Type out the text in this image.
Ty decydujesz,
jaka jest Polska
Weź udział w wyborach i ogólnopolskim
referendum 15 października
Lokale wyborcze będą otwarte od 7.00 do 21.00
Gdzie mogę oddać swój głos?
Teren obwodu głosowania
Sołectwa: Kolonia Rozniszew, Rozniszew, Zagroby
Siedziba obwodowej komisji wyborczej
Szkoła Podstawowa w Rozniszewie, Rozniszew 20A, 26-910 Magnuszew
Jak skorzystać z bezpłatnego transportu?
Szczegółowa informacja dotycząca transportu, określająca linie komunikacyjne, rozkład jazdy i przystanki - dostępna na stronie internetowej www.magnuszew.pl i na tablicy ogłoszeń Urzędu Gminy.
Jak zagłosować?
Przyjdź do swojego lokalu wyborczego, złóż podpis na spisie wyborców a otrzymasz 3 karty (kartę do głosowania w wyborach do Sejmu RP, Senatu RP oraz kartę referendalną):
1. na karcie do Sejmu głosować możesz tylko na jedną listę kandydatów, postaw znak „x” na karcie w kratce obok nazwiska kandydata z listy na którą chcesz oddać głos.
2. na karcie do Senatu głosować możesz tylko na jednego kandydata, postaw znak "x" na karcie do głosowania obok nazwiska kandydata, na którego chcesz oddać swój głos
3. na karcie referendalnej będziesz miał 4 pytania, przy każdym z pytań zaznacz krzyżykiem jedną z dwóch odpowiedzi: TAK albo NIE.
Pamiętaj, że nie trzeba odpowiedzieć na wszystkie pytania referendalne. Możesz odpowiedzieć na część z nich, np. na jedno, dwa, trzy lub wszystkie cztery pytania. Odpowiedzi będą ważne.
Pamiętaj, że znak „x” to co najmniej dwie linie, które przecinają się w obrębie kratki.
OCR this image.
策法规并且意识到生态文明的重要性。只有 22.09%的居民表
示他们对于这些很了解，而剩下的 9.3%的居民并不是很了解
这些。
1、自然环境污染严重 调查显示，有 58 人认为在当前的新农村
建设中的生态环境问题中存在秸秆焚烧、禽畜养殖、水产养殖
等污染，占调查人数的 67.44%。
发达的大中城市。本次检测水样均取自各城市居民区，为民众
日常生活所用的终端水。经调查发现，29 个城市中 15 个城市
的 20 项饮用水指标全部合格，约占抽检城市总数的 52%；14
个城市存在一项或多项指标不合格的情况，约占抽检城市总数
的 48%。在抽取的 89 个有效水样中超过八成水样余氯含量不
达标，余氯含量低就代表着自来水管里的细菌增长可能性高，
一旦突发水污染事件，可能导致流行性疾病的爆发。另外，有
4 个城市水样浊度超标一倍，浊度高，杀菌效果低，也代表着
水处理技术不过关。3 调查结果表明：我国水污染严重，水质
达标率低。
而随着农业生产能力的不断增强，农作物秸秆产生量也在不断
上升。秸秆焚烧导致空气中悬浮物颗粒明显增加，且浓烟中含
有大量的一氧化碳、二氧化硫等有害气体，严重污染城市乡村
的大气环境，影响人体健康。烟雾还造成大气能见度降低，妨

----

Each entry is to be returned in full, character for character.

■ Solution to this problem ■
Type out the text in this image.
Ty decydujesz,
jaka jest Polska
Weź udział w wyborach i ogólnopolskim
referendum 15 października
Lokale wyborcze będą otwarte od 7.00 do 21.00
Gdzie mogę oddać swój głos?
Teren obwodu głosowania
Sołectwa: Kolonia Rozniszew, Rozniszew, Zagroby
Siedziba obwodowej komisji wyborczej
Szkoła Podstawowa w Rozniszewie, Rozniszew 20A, 26-910 Magnuszew
Jak skorzystać z bezpłatnego transportu?
Szczegółowa informacja dotycząca transportu, określająca linie komunikacyjne, rozkład jazdy i przystanki - dostępna na stronie internetowej www.magnuszew.pl i na tablicy ogłoszeń Urzędu Gminy.
Jak zagłosować?
Przyjdź do swojego lokalu wyborczego, złóż podpis na spisie wyborców a otrzymasz 3 karty (kartę do głosowania w wyborach do Sejmu RP, Senatu RP oraz kartę referendalną):
1. na karcie do Sejmu głosować możesz tylko na jedną listę kandydatów, postaw znak „x” na karcie w kratce obok nazwiska kandydata z listy na którą chcesz oddać głos.
2. na karcie do Senatu głosować możesz tylko na jednego kandydata, postaw znak "x" na karcie do głosowania obok nazwiska kandydata, na którego chcesz oddać swój głos
3. na karcie referendalnej będziesz miał 4 pytania, przy każdym z pytań zaznacz krzyżykiem jedną z dwóch odpowiedzi: TAK albo NIE.
Pamiętaj, że nie trzeba odpowiedzieć na wszystkie pytania referendalne. Możesz odpowiedzieć na część z nich, np. na jedno, dwa, trzy lub wszystkie cztery pytania. Odpowiedzi będą ważne.
Pamiętaj, że znak „x” to co najmniej dwie linie, które przecinają się w obrębie kratki.
OCR this image.
策法规并且意识到生态文明的重要性。只有 22.09%的居民表
示他们对于这些很了解，而剩下的 9.3%的居民并不是很了解
这些。
1、自然环境污染严重 调查显示，有 58 人认为在当前的新农村
建设中的生态环境问题中存在秸秆焚烧、禽畜养殖、水产养殖
等污染，占调查人数的 67.44%。
发达的大中城市。本次检测水样均取自各城市居民区，为民众
日常生活所用的终端水。经调查发现，29 个城市中 15 个城市
的 20 项饮用水指标全部合格，约占抽检城市总数的 52%；14
个城市存在一项或多项指标不合格的情况，约占抽检城市总数
的 48%。在抽取的 89 个有效水样中超过八成水样余氯含量不
达标，余氯含量低就代表着自来水管里的细菌增长可能性高，
一旦突发水污染事件，可能导致流行性疾病的爆发。另外，有
4 个城市水样浊度超标一倍，浊度高，杀菌效果低，也代表着
水处理技术不过关。3 调查结果表明：我国水污染严重，水质
达标率低。
而随着农业生产能力的不断增强，农作物秸秆产生量也在不断
上升。秸秆焚烧导致空气中悬浮物颗粒明显增加，且浓烟中含
有大量的一氧化碳、二氧化硫等有害气体，严重污染城市乡村
的大气环境，影响人体健康。烟雾还造成大气能见度降低，妨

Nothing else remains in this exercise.